- Your instructions
Gather all lines containing the string "vozila" and copy them out.

- Stored records
** START **
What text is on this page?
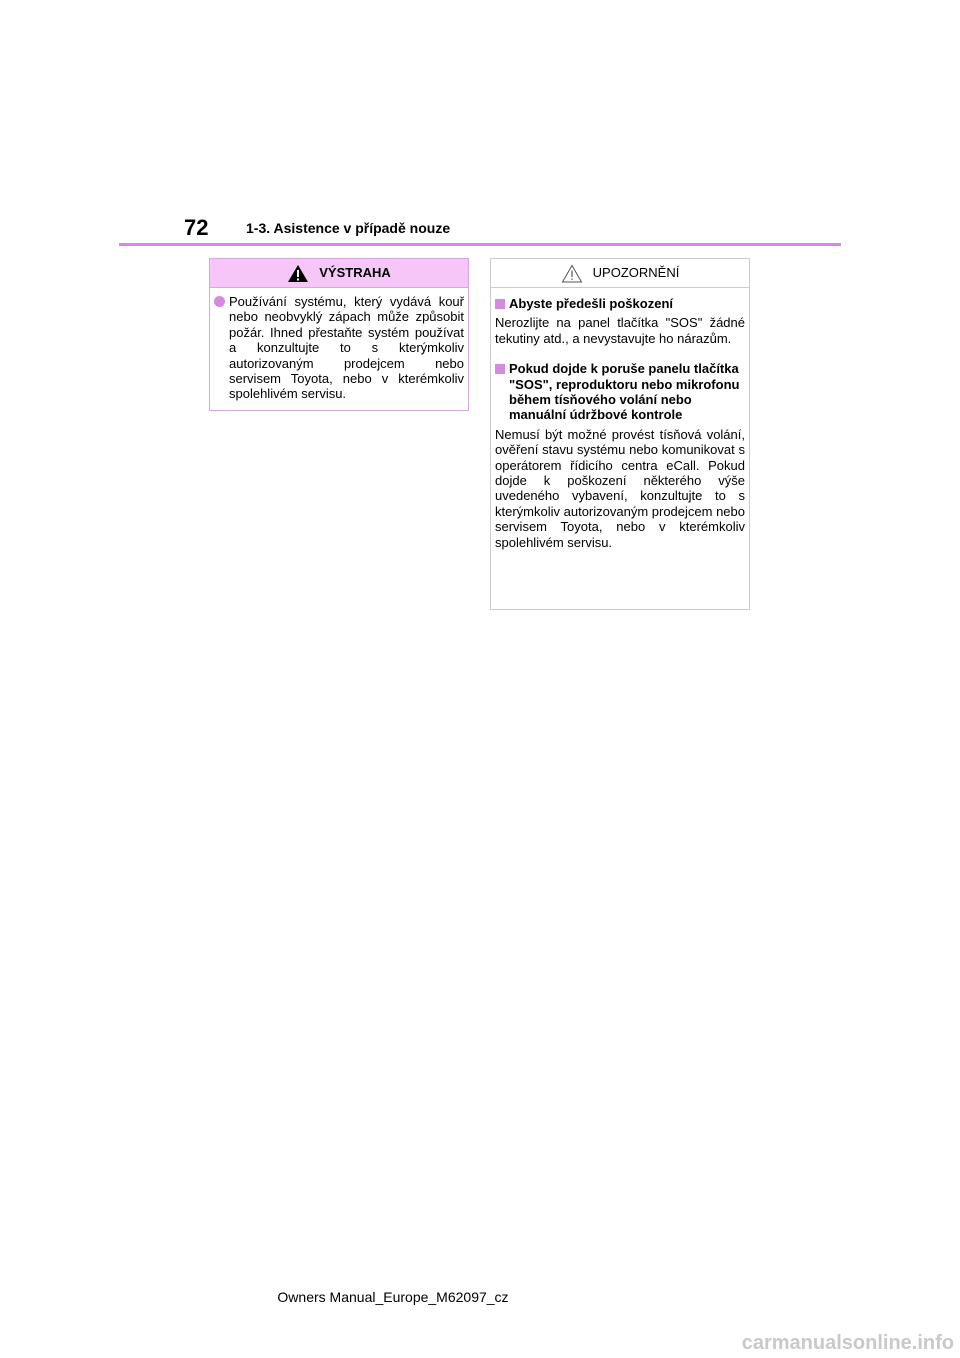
72	1-3. Asistence v případě nouze
VÝSTRAHA
Používání systému, který vydává kouř nebo neobvyklý zápach může způsobit požár. Ihned přestaňte systém používat a konzultujte to s kterýmkoliv autorizovaným prodejcem nebo servisem Toyota, nebo v kterémkoliv spolehlivém servisu.
UPOZORNĚNÍ
Abyste předešli poškození
Nerozlijte na panel tlačítka "SOS" žádné tekutiny atd., a nevystavujte ho nárazům.
Pokud dojde k poruše panelu tlačítka "SOS", reproduktoru nebo mikrofonu během tísňového volání nebo manuální údržbové kontrole
Nemusí být možné provést tísňová volání, ověření stavu systému nebo komunikovat s operátorem řídicího centra eCall. Pokud dojde k poškození některého výše uvedeného vybavení, konzultujte to s kterýmkoliv autorizovaným prodejcem nebo servisem Toyota, nebo v kterémkoliv spolehlivém servisu.
Owners Manual_Europe_M62097_cz
carmanualsonline.info
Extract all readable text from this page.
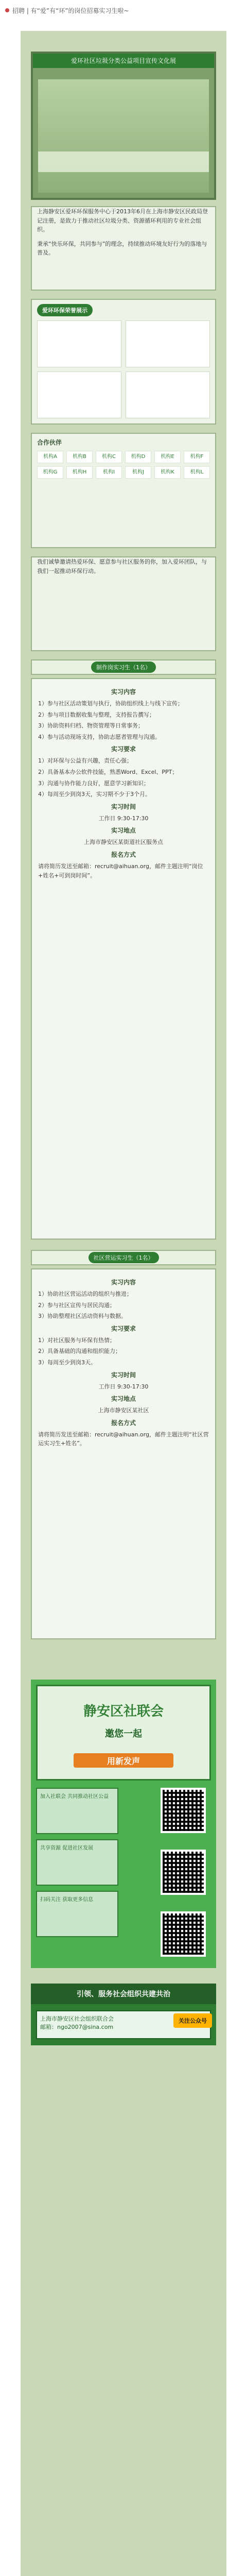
招聘 | 有“爱”有“环”的岗位招募实习生啦~
爱环社区垃圾分类公益项目宣传文化展
上海静安区爱环环保服务中心于2013年6月在上海市静安区民政局登记注册，是致力于推动社区垃圾分类、资源循环利用的专业社会组织。
秉承“快乐环保，共同参与”的理念，持续推动环境友好行为的落地与普及。
爱环环保荣誉展示
合作伙伴
机构A	机构B	机构C	机构D	机构E	机构F
机构G	机构H	机构I	机构J	机构K	机构L
我们诚挚邀请热爱环保、愿意参与社区服务的你，加入爱环团队，与我们一起推动环保行动。
制作岗实习生（1名）
实习内容

1）参与社区活动策划与执行，协助组织线上与线下宣传；

2）参与项目数据收集与整理，支持报告撰写；

3）协助资料归档、物资管理等日常事务；

4）参与活动现场支持，协助志愿者管理与沟通。

实习要求

1）对环保与公益有兴趣，责任心强；

2）具备基本办公软件技能，熟悉Word、Excel、PPT；

3）沟通与协作能力良好，愿意学习新知识；

4）每周至少到岗3天，实习期不少于3个月。

实习时间

工作日 9:30-17:30

实习地点

上海市静安区某街道社区服务点

报名方式

请将简历发送至邮箱：recruit@aihuan.org，邮件主题注明“岗位+姓名+可到岗时间”。

社区营运实习生（1名）
实习内容

1）协助社区营运活动的组织与推进；

2）参与社区宣传与居民沟通；

3）协助整理社区活动资料与数据。

实习要求

1）对社区服务与环保有热情；

2）具备基础的沟通和组织能力；

3）每周至少到岗3天。

实习时间

工作日 9:30-17:30

实习地点

上海市静安区某社区

报名方式

请将简历发送至邮箱：recruit@aihuan.org，邮件主题注明“社区营运实习生+姓名”。

静安区社联会
邀您一起
用新发声
加入社联会 共同推动社区公益
共享资源 促进社区发展
扫码关注 获取更多信息
引领、服务社会组织共建共治
上海市静安区社会组织联合会
邮箱：ngo2007@sina.com
关注公众号
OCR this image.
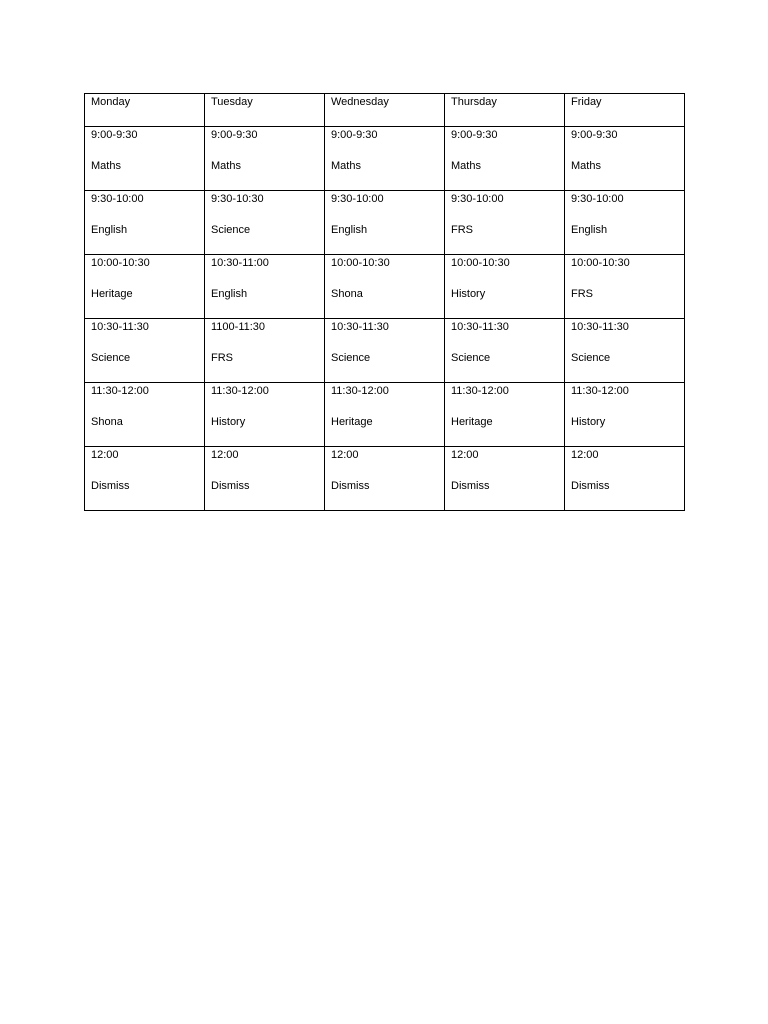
Monday	Tuesday	Wednesday	Thursday	Friday

9:00-9:30
Maths	9:00-9:30
Maths	9:00-9:30
Maths	9:00-9:30
Maths	9:00-9:30
Maths

9:30-10:00
English	9:30-10:30
Science	9:30-10:00
English	9:30-10:00
FRS	9:30-10:00
English

10:00-10:30
Heritage	10:30-11:00
English	10:00-10:30
Shona	10:00-10:30
History	10:00-10:30
FRS

10:30-11:30
Science	1100-11:30
FRS	10:30-11:30
Science	10:30-11:30
Science	10:30-11:30
Science

11:30-12:00
Shona	11:30-12:00
History	11:30-12:00
Heritage	11:30-12:00
Heritage	11:30-12:00
History

12:00
Dismiss	12:00
Dismiss	12:00
Dismiss	12:00
Dismiss	12:00
Dismiss
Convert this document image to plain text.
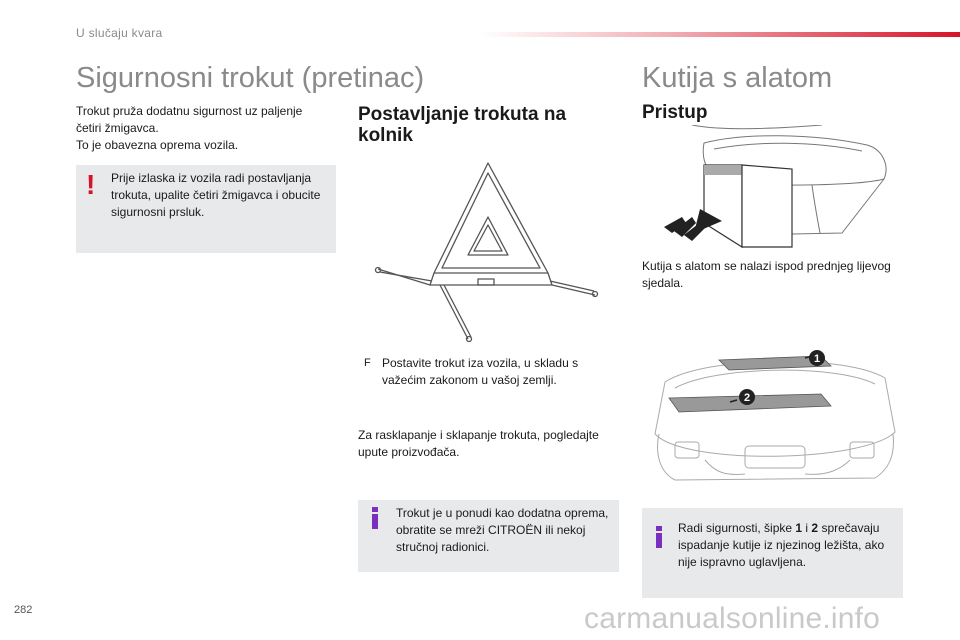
U slučaju kvara
Sigurnosni trokut (pretinac)
Trokut pruža dodatnu sigurnost uz paljenje
četiri žmigavca.
To je obavezna oprema vozila.
! Prije izlaska iz vozila radi postavljanja
trokuta, upalite četiri žmigavca i obucite
sigurnosni prsluk.
Postavljanje trokuta na
kolnik
F Postavite trokut iza vozila, u skladu s
važećim zakonom u vašoj zemlji.
Za rasklapanje i sklapanje trokuta, pogledajte
upute proizvođača.
Trokut je u ponudi kao dodatna oprema,
obratite se mreži CITROËN ili nekoj
stručnoj radionici.
Kutija s alatom
Pristup
Kutija s alatom se nalazi ispod prednjeg lijevog
sjedala.
1
2
Radi sigurnosti, šipke 1 i 2 sprečavaju
ispadanje kutije iz njezinog ležišta, ako
nije ispravno uglavljena.
282	carmanualsonline.info
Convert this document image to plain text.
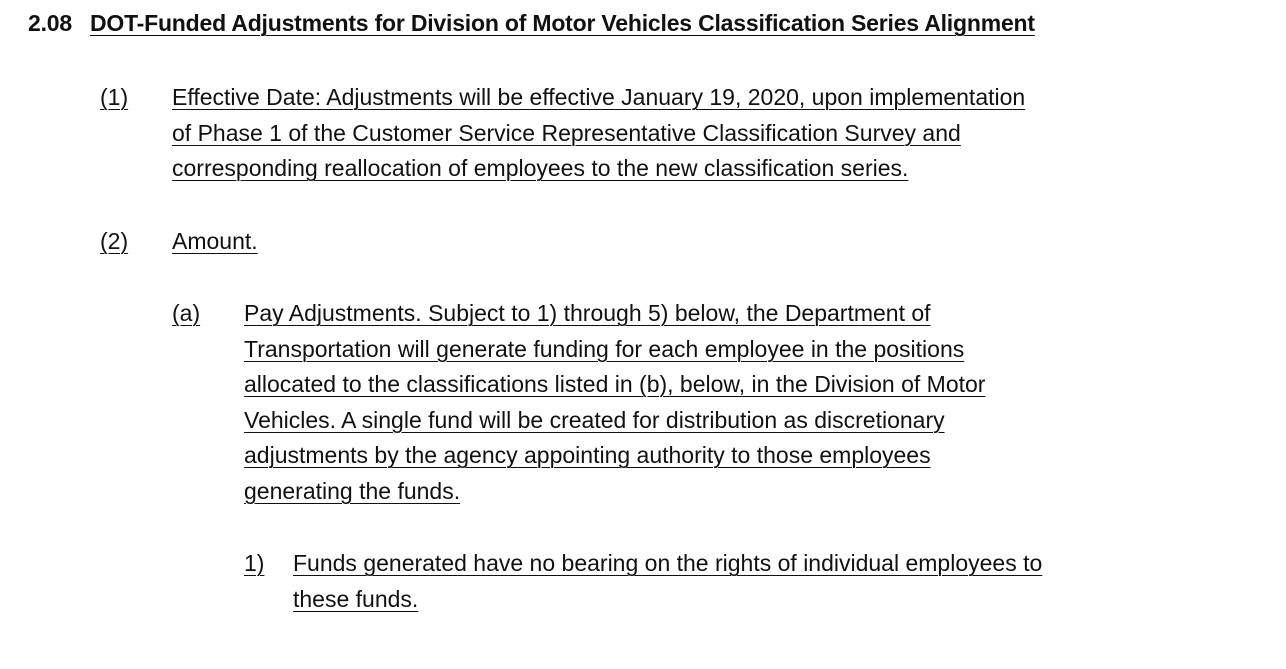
2.08 DOT-Funded Adjustments for Division of Motor Vehicles Classification Series Alignment
(1) Effective Date: Adjustments will be effective January 19, 2020, upon implementation
of Phase 1 of the Customer Service Representative Classification Survey and
corresponding reallocation of employees to the new classification series.
(2) Amount.
(a) Pay Adjustments. Subject to 1) through 5) below, the Department of
Transportation will generate funding for each employee in the positions
allocated to the classifications listed in (b), below, in the Division of Motor
Vehicles. A single fund will be created for distribution as discretionary
adjustments by the agency appointing authority to those employees
generating the funds.
1) Funds generated have no bearing on the rights of individual employees to
these funds.
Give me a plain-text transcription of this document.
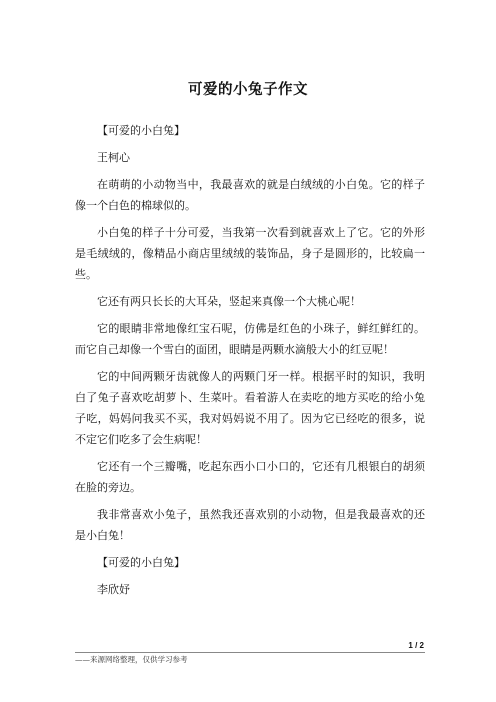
可爱的小兔子作文

【可爱的小白兔】

王柯心

在萌萌的小动物当中，我最喜欢的就是白绒绒的小白兔。它的样子像一个白色的棉球似的。

小白兔的样子十分可爱，当我第一次看到就喜欢上了它。它的外形是毛绒绒的，像精品小商店里绒绒的装饰品，身子是圆形的，比较扁一些。

它还有两只长长的大耳朵，竖起来真像一个大桃心呢！

它的眼睛非常地像红宝石呢，仿佛是红色的小珠子，鲜红鲜红的。而它自己却像一个雪白的面团，眼睛是两颗水滴般大小的红豆呢！

它的中间两颗牙齿就像人的两颗门牙一样。根据平时的知识，我明白了兔子喜欢吃胡萝卜、生菜叶。看着游人在卖吃的地方买吃的给小兔子吃，妈妈问我买不买，我对妈妈说不用了。因为它已经吃的很多，说不定它们吃多了会生病呢！

它还有一个三瓣嘴，吃起东西小口小口的，它还有几根银白的胡须在脸的旁边。

我非常喜欢小兔子，虽然我还喜欢别的小动物，但是我最喜欢的还是小白兔！

【可爱的小白兔】

李欣妤

1 / 2
——来源网络整理，仅供学习参考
** END **
- Response for this exercise
To je obavezna oprema vozila.
! Prije izlaska iz vozila radi postavljanja
F Postavite trokut iza vozila, u skladu s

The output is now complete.